# [TASK TO CARRY OUT]
Below are records; give the number of their lines that hold the word "title", and write nothing more.

==========

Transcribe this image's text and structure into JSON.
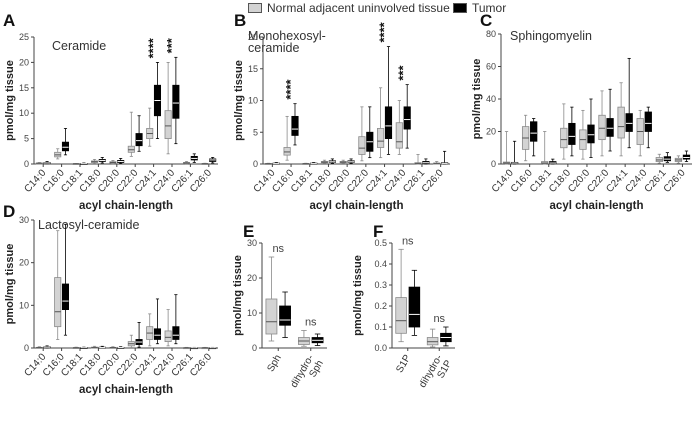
{
  "legend": {
    "normal_label": "Normal adjacent uninvolved tissue",
    "tumor_label": "Tumor",
    "normal_color": "#d3d3d3",
    "tumor_color": "#000000"
  },
  "chart_data": [
    {
      "panel_letter": "A",
      "type": "box",
      "title": "Ceramide",
      "xlabel": "acyl chain-length",
      "ylabel": "pmol/mg tissue",
      "ylim": [
        0,
        25
      ],
      "yticks": [
        0,
        5,
        10,
        15,
        20,
        25
      ],
      "categories": [
        "C14:0",
        "C16:0",
        "C18:1",
        "C18:0",
        "C20:0",
        "C22:0",
        "C24:1",
        "C24:0",
        "C26:1",
        "C26:0"
      ],
      "series": [
        {
          "name": "Normal adjacent uninvolved tissue",
          "color": "#d3d3d3",
          "boxes": [
            {
              "min": 0.05,
              "q1": 0.1,
              "median": 0.15,
              "q3": 0.2,
              "max": 0.3
            },
            {
              "min": 1.0,
              "q1": 1.4,
              "median": 1.8,
              "q3": 2.3,
              "max": 3.0
            },
            {
              "min": 0.0,
              "q1": 0.02,
              "median": 0.05,
              "q3": 0.08,
              "max": 0.12
            },
            {
              "min": 0.1,
              "q1": 0.3,
              "median": 0.45,
              "q3": 0.6,
              "max": 0.9
            },
            {
              "min": 0.05,
              "q1": 0.2,
              "median": 0.3,
              "q3": 0.45,
              "max": 0.7
            },
            {
              "min": 1.5,
              "q1": 2.3,
              "median": 2.8,
              "q3": 3.5,
              "max": 10.2
            },
            {
              "min": 3.5,
              "q1": 5.0,
              "median": 6.0,
              "q3": 7.0,
              "max": 11.0
            },
            {
              "min": 2.0,
              "q1": 5.0,
              "median": 7.5,
              "q3": 10.5,
              "max": 20.0
            },
            {
              "min": 0.05,
              "q1": 0.1,
              "median": 0.2,
              "q3": 0.3,
              "max": 0.5
            },
            {
              "min": 0.0,
              "q1": 0.02,
              "median": 0.05,
              "q3": 0.1,
              "max": 0.15
            }
          ]
        },
        {
          "name": "Tumor",
          "color": "#000000",
          "boxes": [
            {
              "min": 0.05,
              "q1": 0.15,
              "median": 0.2,
              "q3": 0.3,
              "max": 0.5
            },
            {
              "min": 1.8,
              "q1": 2.6,
              "median": 3.3,
              "q3": 4.3,
              "max": 7.0
            },
            {
              "min": 0.0,
              "q1": 0.03,
              "median": 0.06,
              "q3": 0.1,
              "max": 0.2
            },
            {
              "min": 0.2,
              "q1": 0.5,
              "median": 0.7,
              "q3": 0.9,
              "max": 1.3
            },
            {
              "min": 0.1,
              "q1": 0.3,
              "median": 0.5,
              "q3": 0.7,
              "max": 1.1
            },
            {
              "min": 2.5,
              "q1": 3.6,
              "median": 4.6,
              "q3": 6.0,
              "max": 9.5
            },
            {
              "min": 5.0,
              "q1": 9.5,
              "median": 12.5,
              "q3": 15.5,
              "max": 20.0
            },
            {
              "min": 4.0,
              "q1": 9.0,
              "median": 12.0,
              "q3": 15.5,
              "max": 21.0
            },
            {
              "min": 0.3,
              "q1": 0.8,
              "median": 1.1,
              "q3": 1.5,
              "max": 2.0
            },
            {
              "min": 0.2,
              "q1": 0.5,
              "median": 0.8,
              "q3": 1.0,
              "max": 1.3
            }
          ]
        }
      ],
      "significance": [
        {
          "category_index": 6,
          "label": "****"
        },
        {
          "category_index": 7,
          "label": "***"
        }
      ]
    },
    {
      "panel_letter": "B",
      "type": "box",
      "title": "Monohexosyl-\nceramide",
      "xlabel": "acyl chain-length",
      "ylabel": "pmol/mg tissue",
      "ylim": [
        0,
        20
      ],
      "yticks": [
        0,
        5,
        10,
        15,
        20
      ],
      "categories": [
        "C14:0",
        "C16:0",
        "C18:1",
        "C18:0",
        "C20:0",
        "C22:0",
        "C24:1",
        "C24:0",
        "C26:1",
        "C26:0"
      ],
      "series": [
        {
          "name": "Normal adjacent uninvolved tissue",
          "color": "#d3d3d3",
          "boxes": [
            {
              "min": 0.0,
              "q1": 0.03,
              "median": 0.05,
              "q3": 0.08,
              "max": 0.12
            },
            {
              "min": 0.6,
              "q1": 1.4,
              "median": 1.9,
              "q3": 2.6,
              "max": 7.5
            },
            {
              "min": 0.0,
              "q1": 0.02,
              "median": 0.05,
              "q3": 0.08,
              "max": 0.12
            },
            {
              "min": 0.1,
              "q1": 0.2,
              "median": 0.3,
              "q3": 0.4,
              "max": 0.6
            },
            {
              "min": 0.1,
              "q1": 0.2,
              "median": 0.3,
              "q3": 0.4,
              "max": 0.6
            },
            {
              "min": 0.5,
              "q1": 1.5,
              "median": 2.5,
              "q3": 4.3,
              "max": 9.0
            },
            {
              "min": 1.0,
              "q1": 2.6,
              "median": 3.6,
              "q3": 5.6,
              "max": 12.0
            },
            {
              "min": 1.5,
              "q1": 2.5,
              "median": 3.5,
              "q3": 6.5,
              "max": 10.0
            },
            {
              "min": 0.0,
              "q1": 0.05,
              "median": 0.1,
              "q3": 0.2,
              "max": 1.5
            },
            {
              "min": 0.0,
              "q1": 0.05,
              "median": 0.1,
              "q3": 0.15,
              "max": 0.4
            }
          ]
        },
        {
          "name": "Tumor",
          "color": "#000000",
          "boxes": [
            {
              "min": 0.0,
              "q1": 0.05,
              "median": 0.1,
              "q3": 0.15,
              "max": 0.25
            },
            {
              "min": 3.0,
              "q1": 4.5,
              "median": 5.5,
              "q3": 7.5,
              "max": 9.5
            },
            {
              "min": 0.0,
              "q1": 0.05,
              "median": 0.1,
              "q3": 0.15,
              "max": 0.25
            },
            {
              "min": 0.1,
              "q1": 0.25,
              "median": 0.35,
              "q3": 0.5,
              "max": 0.8
            },
            {
              "min": 0.1,
              "q1": 0.25,
              "median": 0.35,
              "q3": 0.5,
              "max": 0.8
            },
            {
              "min": 1.0,
              "q1": 2.0,
              "median": 3.5,
              "q3": 5.0,
              "max": 9.0
            },
            {
              "min": 1.5,
              "q1": 4.0,
              "median": 6.0,
              "q3": 9.0,
              "max": 18.5
            },
            {
              "min": 2.5,
              "q1": 5.5,
              "median": 7.0,
              "q3": 9.0,
              "max": 12.5
            },
            {
              "min": 0.0,
              "q1": 0.1,
              "median": 0.2,
              "q3": 0.4,
              "max": 0.8
            },
            {
              "min": 0.0,
              "q1": 0.05,
              "median": 0.1,
              "q3": 0.2,
              "max": 2.0
            }
          ]
        }
      ],
      "significance": [
        {
          "category_index": 1,
          "label": "****"
        },
        {
          "category_index": 6,
          "label": "****"
        },
        {
          "category_index": 7,
          "label": "***"
        }
      ]
    },
    {
      "panel_letter": "C",
      "type": "box",
      "title": "Sphingomyelin",
      "xlabel": "acyl chain-length",
      "ylabel": "pmol/mg tissue",
      "ylim": [
        0,
        80
      ],
      "yticks": [
        0,
        20,
        40,
        60,
        80
      ],
      "categories": [
        "C14:0",
        "C16:0",
        "C18:1",
        "C18:0",
        "C20:0",
        "C22:0",
        "C24:1",
        "C24:0",
        "C26:1",
        "C26:0"
      ],
      "series": [
        {
          "name": "Normal adjacent uninvolved tissue",
          "color": "#d3d3d3",
          "boxes": [
            {
              "min": 0.0,
              "q1": 0.3,
              "median": 0.6,
              "q3": 1.2,
              "max": 20.0
            },
            {
              "min": 2.0,
              "q1": 9.0,
              "median": 16.0,
              "q3": 23.0,
              "max": 30.0
            },
            {
              "min": 0.0,
              "q1": 0.3,
              "median": 0.6,
              "q3": 1.5,
              "max": 20.0
            },
            {
              "min": 3.0,
              "q1": 10.0,
              "median": 15.0,
              "q3": 22.0,
              "max": 37.0
            },
            {
              "min": 3.0,
              "q1": 9.0,
              "median": 15.0,
              "q3": 21.0,
              "max": 33.0
            },
            {
              "min": 5.0,
              "q1": 15.0,
              "median": 22.0,
              "q3": 30.0,
              "max": 45.0
            },
            {
              "min": 5.0,
              "q1": 16.0,
              "median": 23.0,
              "q3": 35.0,
              "max": 50.0
            },
            {
              "min": 5.0,
              "q1": 12.0,
              "median": 20.0,
              "q3": 28.0,
              "max": 33.0
            },
            {
              "min": 0.5,
              "q1": 1.5,
              "median": 2.5,
              "q3": 4.0,
              "max": 6.0
            },
            {
              "min": 0.5,
              "q1": 1.5,
              "median": 2.5,
              "q3": 3.5,
              "max": 5.0
            }
          ]
        },
        {
          "name": "Tumor",
          "color": "#000000",
          "boxes": [
            {
              "min": 0.0,
              "q1": 0.3,
              "median": 0.6,
              "q3": 1.0,
              "max": 14.0
            },
            {
              "min": 5.0,
              "q1": 14.0,
              "median": 19.0,
              "q3": 26.0,
              "max": 28.0
            },
            {
              "min": 0.0,
              "q1": 0.3,
              "median": 0.6,
              "q3": 1.5,
              "max": 3.0
            },
            {
              "min": 5.0,
              "q1": 12.0,
              "median": 17.0,
              "q3": 25.0,
              "max": 35.0
            },
            {
              "min": 4.0,
              "q1": 13.0,
              "median": 18.0,
              "q3": 24.0,
              "max": 40.0
            },
            {
              "min": 8.0,
              "q1": 17.0,
              "median": 22.0,
              "q3": 28.0,
              "max": 46.0
            },
            {
              "min": 10.0,
              "q1": 20.0,
              "median": 25.0,
              "q3": 31.0,
              "max": 65.0
            },
            {
              "min": 10.0,
              "q1": 20.0,
              "median": 25.0,
              "q3": 32.0,
              "max": 35.0
            },
            {
              "min": 1.0,
              "q1": 2.0,
              "median": 3.0,
              "q3": 4.5,
              "max": 7.0
            },
            {
              "min": 1.5,
              "q1": 3.0,
              "median": 4.0,
              "q3": 5.5,
              "max": 8.0
            }
          ]
        }
      ],
      "significance": []
    },
    {
      "panel_letter": "D",
      "type": "box",
      "title": "Lactosyl-ceramide",
      "xlabel": "acyl chain-length",
      "ylabel": "pmol/mg tissue",
      "ylim": [
        0,
        30
      ],
      "yticks": [
        0,
        10,
        20,
        30
      ],
      "categories": [
        "C14:0",
        "C16:0",
        "C18:1",
        "C18:0",
        "C20:0",
        "C22:0",
        "C24:1",
        "C24:0",
        "C26:1",
        "C26:0"
      ],
      "series": [
        {
          "name": "Normal adjacent uninvolved tissue",
          "color": "#d3d3d3",
          "boxes": [
            {
              "min": 0.0,
              "q1": 0.05,
              "median": 0.1,
              "q3": 0.15,
              "max": 0.3
            },
            {
              "min": 2.0,
              "q1": 5.0,
              "median": 8.5,
              "q3": 16.5,
              "max": 27.5
            },
            {
              "min": 0.0,
              "q1": 0.03,
              "median": 0.06,
              "q3": 0.1,
              "max": 0.2
            },
            {
              "min": 0.0,
              "q1": 0.05,
              "median": 0.1,
              "q3": 0.2,
              "max": 0.4
            },
            {
              "min": 0.0,
              "q1": 0.05,
              "median": 0.1,
              "q3": 0.15,
              "max": 0.3
            },
            {
              "min": 0.1,
              "q1": 0.5,
              "median": 1.0,
              "q3": 1.5,
              "max": 3.0
            },
            {
              "min": 0.5,
              "q1": 2.0,
              "median": 3.5,
              "q3": 5.0,
              "max": 8.0
            },
            {
              "min": 0.5,
              "q1": 1.5,
              "median": 2.5,
              "q3": 4.0,
              "max": 9.0
            },
            {
              "min": 0.0,
              "q1": 0.02,
              "median": 0.05,
              "q3": 0.08,
              "max": 0.15
            },
            {
              "min": 0.0,
              "q1": 0.02,
              "median": 0.05,
              "q3": 0.08,
              "max": 0.15
            }
          ]
        },
        {
          "name": "Tumor",
          "color": "#000000",
          "boxes": [
            {
              "min": 0.0,
              "q1": 0.1,
              "median": 0.2,
              "q3": 0.3,
              "max": 0.5
            },
            {
              "min": 3.0,
              "q1": 9.0,
              "median": 11.0,
              "q3": 15.0,
              "max": 29.0
            },
            {
              "min": 0.0,
              "q1": 0.03,
              "median": 0.06,
              "q3": 0.1,
              "max": 0.2
            },
            {
              "min": 0.0,
              "q1": 0.05,
              "median": 0.1,
              "q3": 0.2,
              "max": 0.4
            },
            {
              "min": 0.0,
              "q1": 0.05,
              "median": 0.1,
              "q3": 0.15,
              "max": 0.3
            },
            {
              "min": 0.2,
              "q1": 0.8,
              "median": 1.4,
              "q3": 2.0,
              "max": 6.0
            },
            {
              "min": 1.0,
              "q1": 2.0,
              "median": 3.0,
              "q3": 4.5,
              "max": 11.5
            },
            {
              "min": 1.0,
              "q1": 2.0,
              "median": 3.0,
              "q3": 5.0,
              "max": 12.5
            },
            {
              "min": 0.0,
              "q1": 0.02,
              "median": 0.05,
              "q3": 0.08,
              "max": 0.15
            },
            {
              "min": 0.0,
              "q1": 0.02,
              "median": 0.05,
              "q3": 0.08,
              "max": 0.15
            }
          ]
        }
      ],
      "significance": []
    },
    {
      "panel_letter": "E",
      "type": "box",
      "title": "",
      "xlabel": "",
      "ylabel": "pmol/mg tissue",
      "ylim": [
        0,
        30
      ],
      "yticks": [
        0,
        10,
        20,
        30
      ],
      "categories": [
        "Sph",
        "dihydro-\nSph"
      ],
      "series": [
        {
          "name": "Normal adjacent uninvolved tissue",
          "color": "#d3d3d3",
          "boxes": [
            {
              "min": 2.0,
              "q1": 4.0,
              "median": 7.5,
              "q3": 14.0,
              "max": 26.0
            },
            {
              "min": 0.5,
              "q1": 1.0,
              "median": 2.0,
              "q3": 3.0,
              "max": 5.0
            }
          ]
        },
        {
          "name": "Tumor",
          "color": "#000000",
          "boxes": [
            {
              "min": 3.0,
              "q1": 6.5,
              "median": 8.0,
              "q3": 12.0,
              "max": 16.0
            },
            {
              "min": 0.7,
              "q1": 1.5,
              "median": 2.2,
              "q3": 3.0,
              "max": 4.0
            }
          ]
        }
      ],
      "significance": [
        {
          "category_index": 0,
          "label": "ns"
        },
        {
          "category_index": 1,
          "label": "ns"
        }
      ]
    },
    {
      "panel_letter": "F",
      "type": "box",
      "title": "",
      "xlabel": "",
      "ylabel": "pmol/mg tissue",
      "ylim": [
        0,
        0.5
      ],
      "yticks": [
        0.0,
        0.1,
        0.2,
        0.3,
        0.4,
        0.5
      ],
      "categories": [
        "S1P",
        "dihydro-\nS1P"
      ],
      "series": [
        {
          "name": "Normal adjacent uninvolved tissue",
          "color": "#d3d3d3",
          "boxes": [
            {
              "min": 0.03,
              "q1": 0.07,
              "median": 0.13,
              "q3": 0.24,
              "max": 0.47
            },
            {
              "min": 0.005,
              "q1": 0.015,
              "median": 0.03,
              "q3": 0.05,
              "max": 0.09
            }
          ]
        },
        {
          "name": "Tumor",
          "color": "#000000",
          "boxes": [
            {
              "min": 0.06,
              "q1": 0.1,
              "median": 0.16,
              "q3": 0.29,
              "max": 0.37
            },
            {
              "min": 0.01,
              "q1": 0.03,
              "median": 0.05,
              "q3": 0.07,
              "max": 0.1
            }
          ]
        }
      ],
      "significance": [
        {
          "category_index": 0,
          "label": "ns"
        },
        {
          "category_index": 1,
          "label": "ns"
        }
      ]
    }
  ]
}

==========

# [RESULT OF THE EXERCISE]
6